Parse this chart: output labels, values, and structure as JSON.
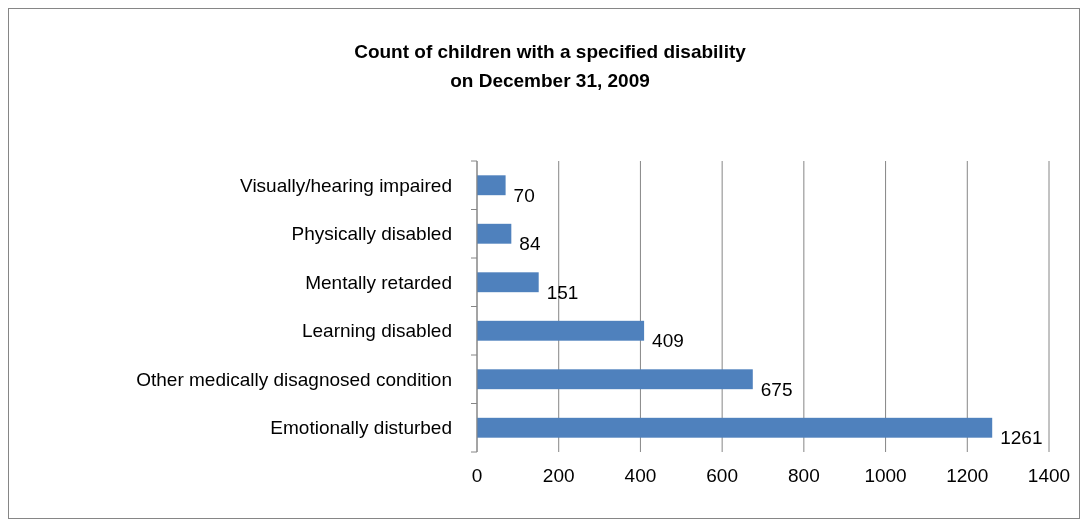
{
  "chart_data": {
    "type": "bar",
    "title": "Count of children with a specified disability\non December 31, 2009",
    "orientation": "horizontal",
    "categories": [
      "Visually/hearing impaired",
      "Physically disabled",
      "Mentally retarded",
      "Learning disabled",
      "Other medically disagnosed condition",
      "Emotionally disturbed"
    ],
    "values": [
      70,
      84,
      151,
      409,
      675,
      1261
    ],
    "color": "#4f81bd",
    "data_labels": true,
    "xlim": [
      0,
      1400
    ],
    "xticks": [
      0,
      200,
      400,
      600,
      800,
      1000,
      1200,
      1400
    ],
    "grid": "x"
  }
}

---

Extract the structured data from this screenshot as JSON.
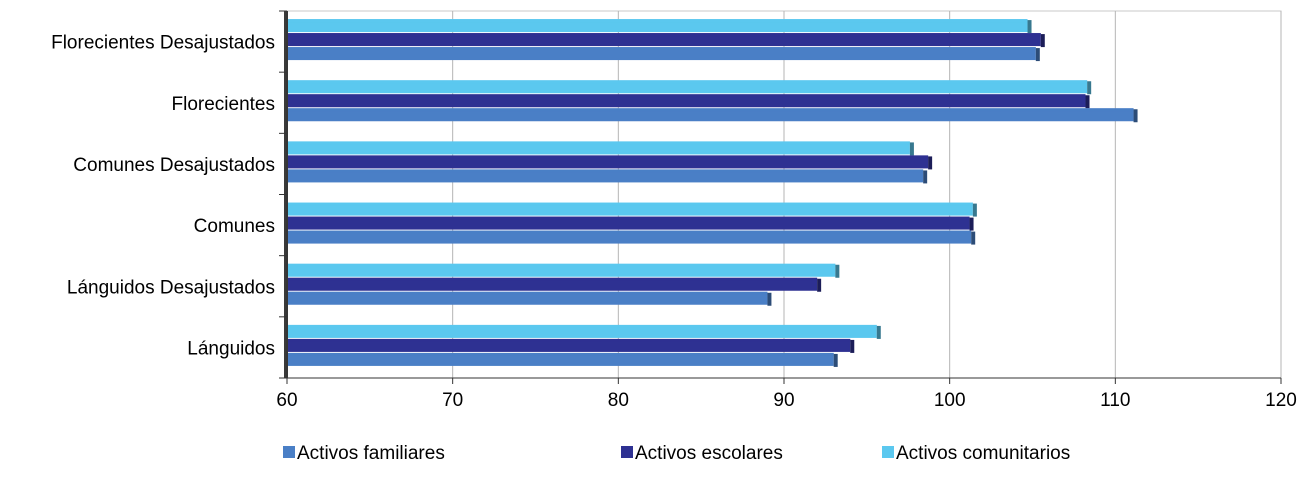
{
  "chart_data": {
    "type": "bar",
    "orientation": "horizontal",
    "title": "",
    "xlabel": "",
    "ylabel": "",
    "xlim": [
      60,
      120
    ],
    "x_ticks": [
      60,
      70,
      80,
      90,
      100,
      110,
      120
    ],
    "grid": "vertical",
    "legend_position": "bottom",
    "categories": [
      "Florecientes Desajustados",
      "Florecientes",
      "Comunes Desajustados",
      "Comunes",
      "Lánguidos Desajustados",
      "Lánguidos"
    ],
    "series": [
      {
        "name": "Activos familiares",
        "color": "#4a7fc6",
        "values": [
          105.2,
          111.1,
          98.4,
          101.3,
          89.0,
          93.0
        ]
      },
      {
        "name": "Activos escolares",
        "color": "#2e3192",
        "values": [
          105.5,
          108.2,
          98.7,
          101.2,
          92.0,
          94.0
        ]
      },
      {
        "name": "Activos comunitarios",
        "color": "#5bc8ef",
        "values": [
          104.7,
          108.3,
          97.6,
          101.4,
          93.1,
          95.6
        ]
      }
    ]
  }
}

* * *

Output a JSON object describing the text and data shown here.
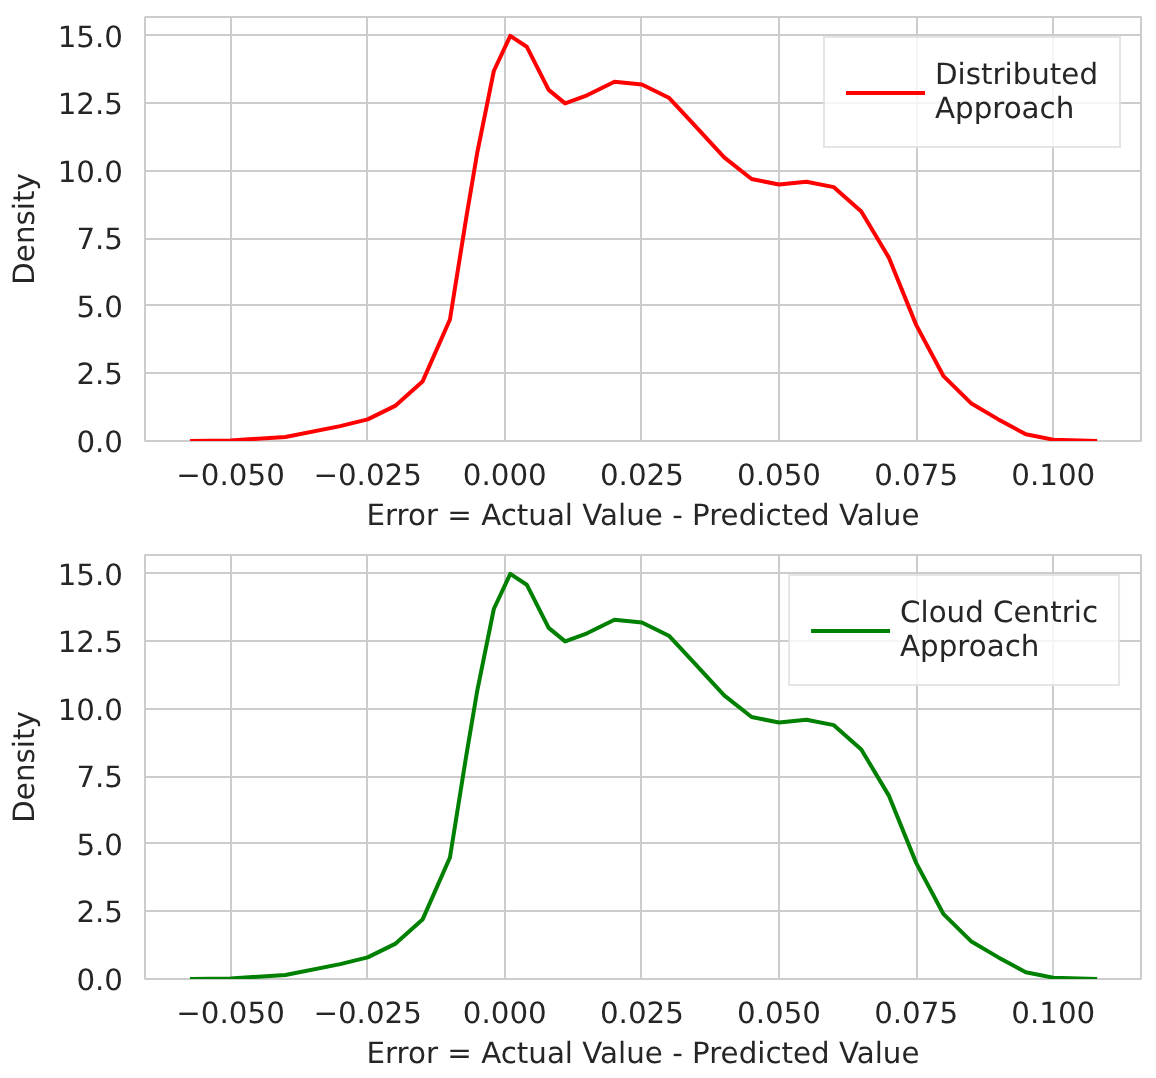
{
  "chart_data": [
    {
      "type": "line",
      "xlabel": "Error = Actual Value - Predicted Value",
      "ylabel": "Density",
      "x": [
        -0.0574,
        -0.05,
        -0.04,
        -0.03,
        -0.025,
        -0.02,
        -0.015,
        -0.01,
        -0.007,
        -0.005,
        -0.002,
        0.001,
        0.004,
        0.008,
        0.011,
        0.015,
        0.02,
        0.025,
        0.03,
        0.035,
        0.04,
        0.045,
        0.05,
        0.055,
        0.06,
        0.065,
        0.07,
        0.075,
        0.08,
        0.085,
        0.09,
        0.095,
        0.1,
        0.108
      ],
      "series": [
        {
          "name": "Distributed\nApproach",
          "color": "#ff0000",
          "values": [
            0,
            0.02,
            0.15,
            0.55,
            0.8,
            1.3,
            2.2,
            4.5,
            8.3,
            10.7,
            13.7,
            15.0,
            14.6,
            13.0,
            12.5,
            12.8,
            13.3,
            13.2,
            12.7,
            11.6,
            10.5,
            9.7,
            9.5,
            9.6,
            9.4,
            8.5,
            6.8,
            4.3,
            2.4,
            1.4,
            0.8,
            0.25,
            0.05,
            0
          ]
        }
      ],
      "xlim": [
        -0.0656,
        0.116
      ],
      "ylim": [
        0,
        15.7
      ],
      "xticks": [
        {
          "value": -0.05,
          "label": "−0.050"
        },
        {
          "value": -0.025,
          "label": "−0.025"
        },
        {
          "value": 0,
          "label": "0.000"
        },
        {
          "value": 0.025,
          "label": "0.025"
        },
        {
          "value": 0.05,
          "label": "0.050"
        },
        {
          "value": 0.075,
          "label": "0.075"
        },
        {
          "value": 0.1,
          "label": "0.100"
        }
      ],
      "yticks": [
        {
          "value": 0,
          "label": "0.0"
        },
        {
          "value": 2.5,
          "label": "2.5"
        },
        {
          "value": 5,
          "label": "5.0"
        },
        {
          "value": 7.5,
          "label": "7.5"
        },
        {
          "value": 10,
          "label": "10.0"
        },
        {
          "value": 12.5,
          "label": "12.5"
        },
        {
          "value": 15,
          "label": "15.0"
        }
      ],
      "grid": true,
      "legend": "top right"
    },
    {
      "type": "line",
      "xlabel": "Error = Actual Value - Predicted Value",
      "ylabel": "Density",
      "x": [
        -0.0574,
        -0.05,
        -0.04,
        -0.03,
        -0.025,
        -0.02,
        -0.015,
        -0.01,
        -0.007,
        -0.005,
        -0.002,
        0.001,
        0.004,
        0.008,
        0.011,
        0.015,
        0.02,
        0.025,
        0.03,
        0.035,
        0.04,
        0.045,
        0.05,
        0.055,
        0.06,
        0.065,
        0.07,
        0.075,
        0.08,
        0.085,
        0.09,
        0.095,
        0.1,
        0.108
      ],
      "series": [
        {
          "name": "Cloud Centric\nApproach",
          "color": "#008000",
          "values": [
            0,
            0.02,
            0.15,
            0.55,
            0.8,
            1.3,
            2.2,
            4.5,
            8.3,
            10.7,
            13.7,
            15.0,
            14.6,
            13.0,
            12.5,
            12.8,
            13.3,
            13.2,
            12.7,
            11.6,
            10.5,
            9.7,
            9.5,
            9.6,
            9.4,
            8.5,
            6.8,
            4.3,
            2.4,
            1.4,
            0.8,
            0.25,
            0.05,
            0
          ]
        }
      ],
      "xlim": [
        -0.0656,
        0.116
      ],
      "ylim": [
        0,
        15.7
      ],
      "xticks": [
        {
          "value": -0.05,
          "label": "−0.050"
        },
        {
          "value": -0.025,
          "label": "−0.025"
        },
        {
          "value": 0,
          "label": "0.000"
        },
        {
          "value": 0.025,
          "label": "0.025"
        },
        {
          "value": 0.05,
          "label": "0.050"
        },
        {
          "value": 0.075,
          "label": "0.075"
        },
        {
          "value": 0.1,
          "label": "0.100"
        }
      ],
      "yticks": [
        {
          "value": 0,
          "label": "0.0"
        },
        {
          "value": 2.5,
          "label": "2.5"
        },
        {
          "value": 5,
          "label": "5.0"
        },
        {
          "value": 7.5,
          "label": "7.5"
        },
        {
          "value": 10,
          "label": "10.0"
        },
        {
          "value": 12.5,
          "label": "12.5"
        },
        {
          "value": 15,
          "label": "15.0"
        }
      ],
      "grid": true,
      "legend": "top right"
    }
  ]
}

> **Exercise brief**:
Wherever "name" shows up in a line, copy that line.

> **The result**:
        "name": "Activos familiares",
        "name": "Activos escolares",
        "name": "Activos comunitarios",
          "name": "Distributed\nApproach",
          "name": "Cloud Centric\nApproach",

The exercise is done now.